Problem details | For the listing underneath, give the count of lines containing the string "chevron" and nothing further.

Listed records |
▬▬▬▬▬▬▬▬▬▬

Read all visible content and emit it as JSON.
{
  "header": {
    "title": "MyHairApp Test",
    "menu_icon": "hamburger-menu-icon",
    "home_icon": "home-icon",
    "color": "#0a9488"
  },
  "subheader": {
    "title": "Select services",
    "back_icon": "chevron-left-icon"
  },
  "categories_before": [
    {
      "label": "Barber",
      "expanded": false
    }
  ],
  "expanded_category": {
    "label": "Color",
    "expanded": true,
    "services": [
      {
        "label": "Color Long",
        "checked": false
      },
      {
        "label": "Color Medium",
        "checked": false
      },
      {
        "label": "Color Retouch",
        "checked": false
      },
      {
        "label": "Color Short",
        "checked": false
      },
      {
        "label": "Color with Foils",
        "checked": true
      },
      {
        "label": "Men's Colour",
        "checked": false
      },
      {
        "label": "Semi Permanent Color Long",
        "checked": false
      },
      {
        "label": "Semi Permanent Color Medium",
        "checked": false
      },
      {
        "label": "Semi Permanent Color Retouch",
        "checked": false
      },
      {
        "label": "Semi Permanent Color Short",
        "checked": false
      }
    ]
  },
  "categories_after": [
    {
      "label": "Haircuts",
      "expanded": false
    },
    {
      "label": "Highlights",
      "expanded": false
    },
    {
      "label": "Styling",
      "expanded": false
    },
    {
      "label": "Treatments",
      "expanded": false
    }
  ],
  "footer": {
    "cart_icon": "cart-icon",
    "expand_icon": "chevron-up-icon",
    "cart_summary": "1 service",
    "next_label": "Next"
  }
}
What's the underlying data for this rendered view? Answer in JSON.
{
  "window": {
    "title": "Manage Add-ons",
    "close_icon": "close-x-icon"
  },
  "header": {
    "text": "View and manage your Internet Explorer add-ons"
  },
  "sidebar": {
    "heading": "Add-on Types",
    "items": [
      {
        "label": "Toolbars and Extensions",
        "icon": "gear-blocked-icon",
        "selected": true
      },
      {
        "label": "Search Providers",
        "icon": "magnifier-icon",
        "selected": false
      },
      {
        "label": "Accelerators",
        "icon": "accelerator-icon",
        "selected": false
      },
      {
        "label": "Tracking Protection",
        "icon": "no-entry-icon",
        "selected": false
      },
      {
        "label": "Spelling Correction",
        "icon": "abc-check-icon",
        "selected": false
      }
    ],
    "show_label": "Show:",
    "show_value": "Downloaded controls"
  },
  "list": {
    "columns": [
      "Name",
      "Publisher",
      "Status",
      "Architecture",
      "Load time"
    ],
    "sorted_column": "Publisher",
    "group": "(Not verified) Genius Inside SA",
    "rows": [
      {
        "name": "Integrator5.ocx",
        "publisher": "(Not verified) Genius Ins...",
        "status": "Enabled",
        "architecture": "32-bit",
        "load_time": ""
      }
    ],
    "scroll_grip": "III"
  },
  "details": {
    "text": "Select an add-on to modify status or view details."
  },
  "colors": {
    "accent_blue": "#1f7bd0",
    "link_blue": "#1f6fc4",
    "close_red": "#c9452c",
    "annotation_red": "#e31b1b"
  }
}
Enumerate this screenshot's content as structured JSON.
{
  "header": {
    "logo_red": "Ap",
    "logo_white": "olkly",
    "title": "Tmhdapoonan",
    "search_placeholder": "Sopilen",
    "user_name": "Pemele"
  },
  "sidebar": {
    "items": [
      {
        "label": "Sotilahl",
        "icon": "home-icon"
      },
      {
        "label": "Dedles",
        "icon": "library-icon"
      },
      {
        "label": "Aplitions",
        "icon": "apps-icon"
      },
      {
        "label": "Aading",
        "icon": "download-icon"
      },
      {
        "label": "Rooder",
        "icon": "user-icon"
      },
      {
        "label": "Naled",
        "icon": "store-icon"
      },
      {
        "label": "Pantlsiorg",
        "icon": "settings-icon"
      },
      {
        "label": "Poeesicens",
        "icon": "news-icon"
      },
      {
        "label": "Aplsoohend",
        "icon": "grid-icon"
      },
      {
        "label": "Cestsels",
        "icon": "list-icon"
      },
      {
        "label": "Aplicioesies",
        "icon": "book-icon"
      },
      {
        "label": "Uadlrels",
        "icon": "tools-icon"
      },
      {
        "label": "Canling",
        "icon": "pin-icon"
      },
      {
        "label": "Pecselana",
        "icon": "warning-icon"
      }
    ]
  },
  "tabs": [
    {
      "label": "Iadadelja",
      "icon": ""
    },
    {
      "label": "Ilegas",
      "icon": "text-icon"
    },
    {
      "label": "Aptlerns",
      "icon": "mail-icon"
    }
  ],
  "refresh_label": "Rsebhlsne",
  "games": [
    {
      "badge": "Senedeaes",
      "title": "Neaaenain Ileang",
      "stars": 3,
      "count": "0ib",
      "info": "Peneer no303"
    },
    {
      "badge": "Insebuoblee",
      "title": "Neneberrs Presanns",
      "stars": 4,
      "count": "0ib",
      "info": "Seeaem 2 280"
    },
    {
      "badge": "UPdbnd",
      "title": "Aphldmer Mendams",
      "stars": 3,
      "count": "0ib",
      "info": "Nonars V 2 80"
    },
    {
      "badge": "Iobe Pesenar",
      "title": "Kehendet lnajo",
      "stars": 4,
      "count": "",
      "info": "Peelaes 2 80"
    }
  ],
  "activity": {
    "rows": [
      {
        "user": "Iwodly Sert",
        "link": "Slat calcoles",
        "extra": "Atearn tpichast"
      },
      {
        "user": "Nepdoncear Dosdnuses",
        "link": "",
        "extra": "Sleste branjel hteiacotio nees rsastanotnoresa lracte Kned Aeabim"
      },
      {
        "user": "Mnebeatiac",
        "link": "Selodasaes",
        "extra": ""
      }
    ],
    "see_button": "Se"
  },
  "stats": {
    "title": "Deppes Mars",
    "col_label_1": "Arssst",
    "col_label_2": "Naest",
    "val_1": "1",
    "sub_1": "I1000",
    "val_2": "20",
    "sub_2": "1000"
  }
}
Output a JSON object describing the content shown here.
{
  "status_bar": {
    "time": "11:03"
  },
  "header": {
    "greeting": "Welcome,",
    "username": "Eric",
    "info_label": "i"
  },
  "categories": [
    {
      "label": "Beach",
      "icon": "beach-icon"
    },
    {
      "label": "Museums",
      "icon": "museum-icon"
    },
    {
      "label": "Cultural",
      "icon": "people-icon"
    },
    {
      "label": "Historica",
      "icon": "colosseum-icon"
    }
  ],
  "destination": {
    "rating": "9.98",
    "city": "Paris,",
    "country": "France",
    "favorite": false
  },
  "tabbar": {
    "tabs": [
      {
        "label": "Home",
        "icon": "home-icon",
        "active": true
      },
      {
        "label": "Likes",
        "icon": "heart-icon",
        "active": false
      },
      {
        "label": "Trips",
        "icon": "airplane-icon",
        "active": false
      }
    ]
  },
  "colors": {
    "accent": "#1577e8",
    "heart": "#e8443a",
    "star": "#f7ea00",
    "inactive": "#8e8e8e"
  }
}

▬▬▬▬▬▬▬▬▬▬

Solved problem | 2